* [Goal] Below is a block of records. Copy every line in it that contains the word "structured".

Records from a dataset
▼▼▼
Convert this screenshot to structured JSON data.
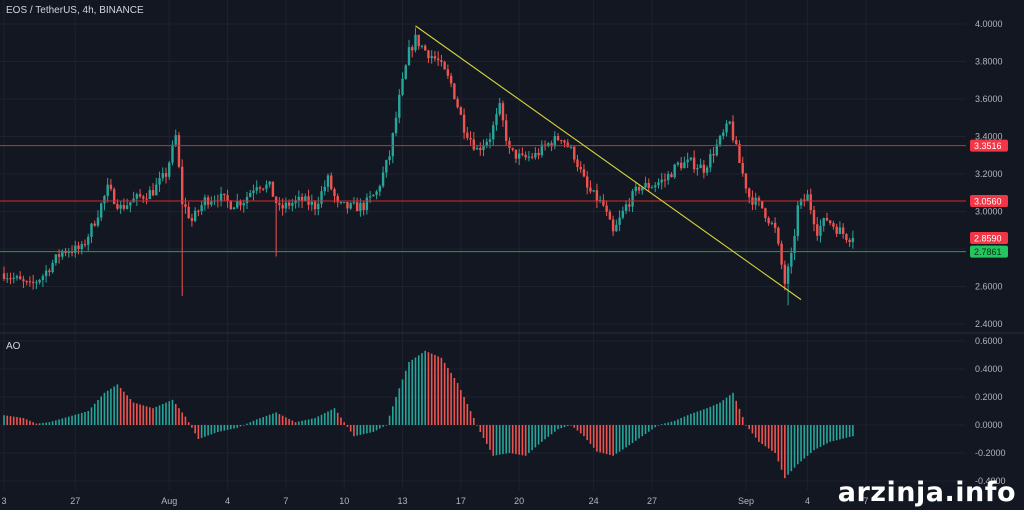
{
  "header": {
    "title": "EOS / TetherUS, 4h, BINANCE"
  },
  "watermark": "arzinja.info",
  "colors": {
    "background": "#131722",
    "grid": "#1e222d",
    "up": "#26a69a",
    "down": "#ef5350",
    "resistance": "#f23645",
    "support": "#089981",
    "trendline": "#d4d43a",
    "price_badge": "#f23645",
    "support_badge": "#22ab94"
  },
  "chart_data": [
    {
      "type": "candlestick",
      "title": "EOS / TetherUS, 4h, BINANCE",
      "ylim": [
        2.4,
        4.0
      ],
      "y_ticks": [
        "2.4000",
        "2.6000",
        "2.8000",
        "3.0000",
        "3.2000",
        "3.4000",
        "3.6000",
        "3.8000",
        "4.0000"
      ],
      "x_ticks": [
        "3",
        "27",
        "Aug",
        "4",
        "7",
        "10",
        "13",
        "17",
        "20",
        "24",
        "27",
        "Sep",
        "4",
        "7"
      ],
      "current_price": "2.8590",
      "horizontal_levels": [
        {
          "label": "3.3516",
          "value": 3.3516,
          "kind": "resistance"
        },
        {
          "label": "3.0560",
          "value": 3.056,
          "kind": "resistance"
        },
        {
          "label": "2.7861",
          "value": 2.7861,
          "kind": "support"
        }
      ],
      "trendline": {
        "start": {
          "x_index": 127,
          "y": 3.99
        },
        "end": {
          "x_index": 246,
          "y": 2.53
        }
      },
      "close_series": [
        {
          "x_index": 0,
          "y": 2.67
        },
        {
          "x_index": 8,
          "y": 2.6
        },
        {
          "x_index": 12,
          "y": 2.66
        },
        {
          "x_index": 18,
          "y": 2.79
        },
        {
          "x_index": 24,
          "y": 2.8
        },
        {
          "x_index": 28,
          "y": 2.95
        },
        {
          "x_index": 32,
          "y": 3.12
        },
        {
          "x_index": 36,
          "y": 3.02
        },
        {
          "x_index": 40,
          "y": 3.06
        },
        {
          "x_index": 46,
          "y": 3.11
        },
        {
          "x_index": 50,
          "y": 3.2
        },
        {
          "x_index": 53,
          "y": 3.4
        },
        {
          "x_index": 55,
          "y": 3.05
        },
        {
          "x_index": 58,
          "y": 2.95
        },
        {
          "x_index": 62,
          "y": 3.06
        },
        {
          "x_index": 66,
          "y": 3.08
        },
        {
          "x_index": 70,
          "y": 3.04
        },
        {
          "x_index": 74,
          "y": 3.06
        },
        {
          "x_index": 78,
          "y": 3.15
        },
        {
          "x_index": 82,
          "y": 3.13
        },
        {
          "x_index": 85,
          "y": 3.01
        },
        {
          "x_index": 88,
          "y": 3.04
        },
        {
          "x_index": 92,
          "y": 3.06
        },
        {
          "x_index": 96,
          "y": 3.03
        },
        {
          "x_index": 100,
          "y": 3.17
        },
        {
          "x_index": 103,
          "y": 3.03
        },
        {
          "x_index": 107,
          "y": 3.02
        },
        {
          "x_index": 111,
          "y": 3.03
        },
        {
          "x_index": 115,
          "y": 3.1
        },
        {
          "x_index": 119,
          "y": 3.3
        },
        {
          "x_index": 122,
          "y": 3.6
        },
        {
          "x_index": 125,
          "y": 3.85
        },
        {
          "x_index": 127,
          "y": 3.92
        },
        {
          "x_index": 130,
          "y": 3.86
        },
        {
          "x_index": 134,
          "y": 3.8
        },
        {
          "x_index": 138,
          "y": 3.68
        },
        {
          "x_index": 142,
          "y": 3.45
        },
        {
          "x_index": 146,
          "y": 3.33
        },
        {
          "x_index": 150,
          "y": 3.4
        },
        {
          "x_index": 153,
          "y": 3.55
        },
        {
          "x_index": 156,
          "y": 3.32
        },
        {
          "x_index": 160,
          "y": 3.28
        },
        {
          "x_index": 164,
          "y": 3.3
        },
        {
          "x_index": 168,
          "y": 3.36
        },
        {
          "x_index": 172,
          "y": 3.4
        },
        {
          "x_index": 176,
          "y": 3.3
        },
        {
          "x_index": 180,
          "y": 3.12
        },
        {
          "x_index": 185,
          "y": 3.03
        },
        {
          "x_index": 188,
          "y": 2.88
        },
        {
          "x_index": 192,
          "y": 3.03
        },
        {
          "x_index": 196,
          "y": 3.13
        },
        {
          "x_index": 200,
          "y": 3.14
        },
        {
          "x_index": 204,
          "y": 3.17
        },
        {
          "x_index": 208,
          "y": 3.25
        },
        {
          "x_index": 212,
          "y": 3.26
        },
        {
          "x_index": 216,
          "y": 3.23
        },
        {
          "x_index": 220,
          "y": 3.35
        },
        {
          "x_index": 224,
          "y": 3.47
        },
        {
          "x_index": 227,
          "y": 3.26
        },
        {
          "x_index": 230,
          "y": 3.08
        },
        {
          "x_index": 234,
          "y": 3.02
        },
        {
          "x_index": 238,
          "y": 2.9
        },
        {
          "x_index": 241,
          "y": 2.62
        },
        {
          "x_index": 243,
          "y": 2.75
        },
        {
          "x_index": 245,
          "y": 3.02
        },
        {
          "x_index": 248,
          "y": 3.08
        },
        {
          "x_index": 251,
          "y": 2.9
        },
        {
          "x_index": 254,
          "y": 2.96
        },
        {
          "x_index": 257,
          "y": 2.91
        },
        {
          "x_index": 260,
          "y": 2.87
        },
        {
          "x_index": 262,
          "y": 2.859
        }
      ],
      "spikes": [
        {
          "x_index": 55,
          "y": 2.55
        },
        {
          "x_index": 84,
          "y": 2.76
        },
        {
          "x_index": 242,
          "y": 2.5
        }
      ]
    },
    {
      "type": "bar",
      "title": "AO",
      "ylim": [
        -0.4,
        0.6
      ],
      "y_ticks": [
        "-0.4000",
        "-0.2000",
        "0.0000",
        "0.2000",
        "0.4000",
        "0.6000"
      ],
      "ao_keypoints": [
        {
          "x_index": 0,
          "y": 0.07
        },
        {
          "x_index": 6,
          "y": 0.05
        },
        {
          "x_index": 10,
          "y": 0.01
        },
        {
          "x_index": 14,
          "y": 0.02
        },
        {
          "x_index": 20,
          "y": 0.06
        },
        {
          "x_index": 26,
          "y": 0.1
        },
        {
          "x_index": 31,
          "y": 0.23
        },
        {
          "x_index": 35,
          "y": 0.29
        },
        {
          "x_index": 40,
          "y": 0.16
        },
        {
          "x_index": 46,
          "y": 0.12
        },
        {
          "x_index": 52,
          "y": 0.18
        },
        {
          "x_index": 56,
          "y": 0.06
        },
        {
          "x_index": 60,
          "y": -0.1
        },
        {
          "x_index": 66,
          "y": -0.05
        },
        {
          "x_index": 72,
          "y": -0.02
        },
        {
          "x_index": 78,
          "y": 0.04
        },
        {
          "x_index": 84,
          "y": 0.09
        },
        {
          "x_index": 90,
          "y": 0.02
        },
        {
          "x_index": 96,
          "y": 0.05
        },
        {
          "x_index": 102,
          "y": 0.12
        },
        {
          "x_index": 108,
          "y": -0.08
        },
        {
          "x_index": 114,
          "y": -0.05
        },
        {
          "x_index": 118,
          "y": 0.0
        },
        {
          "x_index": 121,
          "y": 0.2
        },
        {
          "x_index": 125,
          "y": 0.45
        },
        {
          "x_index": 130,
          "y": 0.53
        },
        {
          "x_index": 135,
          "y": 0.48
        },
        {
          "x_index": 140,
          "y": 0.3
        },
        {
          "x_index": 144,
          "y": 0.1
        },
        {
          "x_index": 147,
          "y": -0.05
        },
        {
          "x_index": 151,
          "y": -0.22
        },
        {
          "x_index": 156,
          "y": -0.2
        },
        {
          "x_index": 161,
          "y": -0.22
        },
        {
          "x_index": 166,
          "y": -0.12
        },
        {
          "x_index": 171,
          "y": -0.03
        },
        {
          "x_index": 175,
          "y": 0.0
        },
        {
          "x_index": 179,
          "y": -0.08
        },
        {
          "x_index": 183,
          "y": -0.19
        },
        {
          "x_index": 188,
          "y": -0.22
        },
        {
          "x_index": 192,
          "y": -0.16
        },
        {
          "x_index": 197,
          "y": -0.08
        },
        {
          "x_index": 202,
          "y": 0.0
        },
        {
          "x_index": 207,
          "y": 0.03
        },
        {
          "x_index": 212,
          "y": 0.08
        },
        {
          "x_index": 217,
          "y": 0.12
        },
        {
          "x_index": 221,
          "y": 0.16
        },
        {
          "x_index": 225,
          "y": 0.23
        },
        {
          "x_index": 229,
          "y": 0.0
        },
        {
          "x_index": 233,
          "y": -0.12
        },
        {
          "x_index": 238,
          "y": -0.2
        },
        {
          "x_index": 241,
          "y": -0.38
        },
        {
          "x_index": 245,
          "y": -0.28
        },
        {
          "x_index": 250,
          "y": -0.18
        },
        {
          "x_index": 255,
          "y": -0.12
        },
        {
          "x_index": 262,
          "y": -0.08
        }
      ]
    }
  ]
}
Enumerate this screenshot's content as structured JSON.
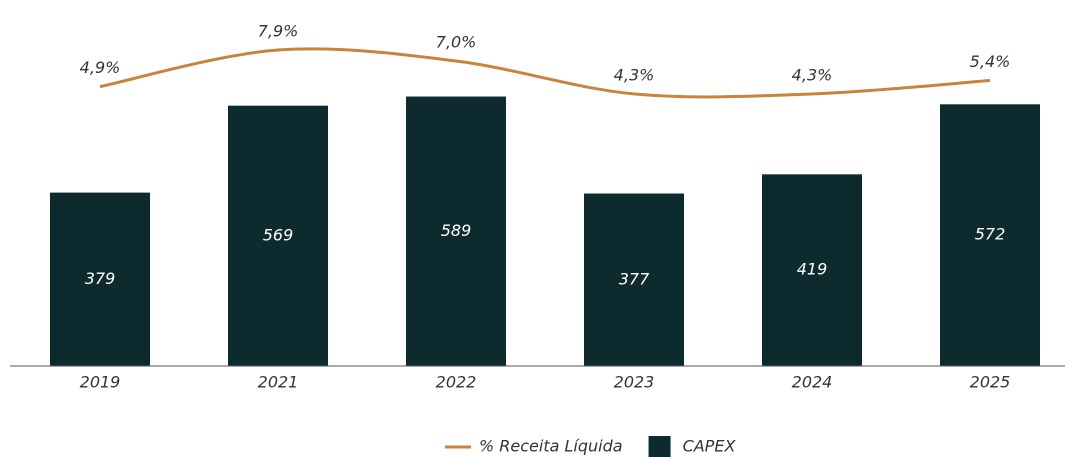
▲▲▲
* [Answer to the task]
Convert this screenshot to structured JSON data.
Enumerate this screenshot's content as structured JSON.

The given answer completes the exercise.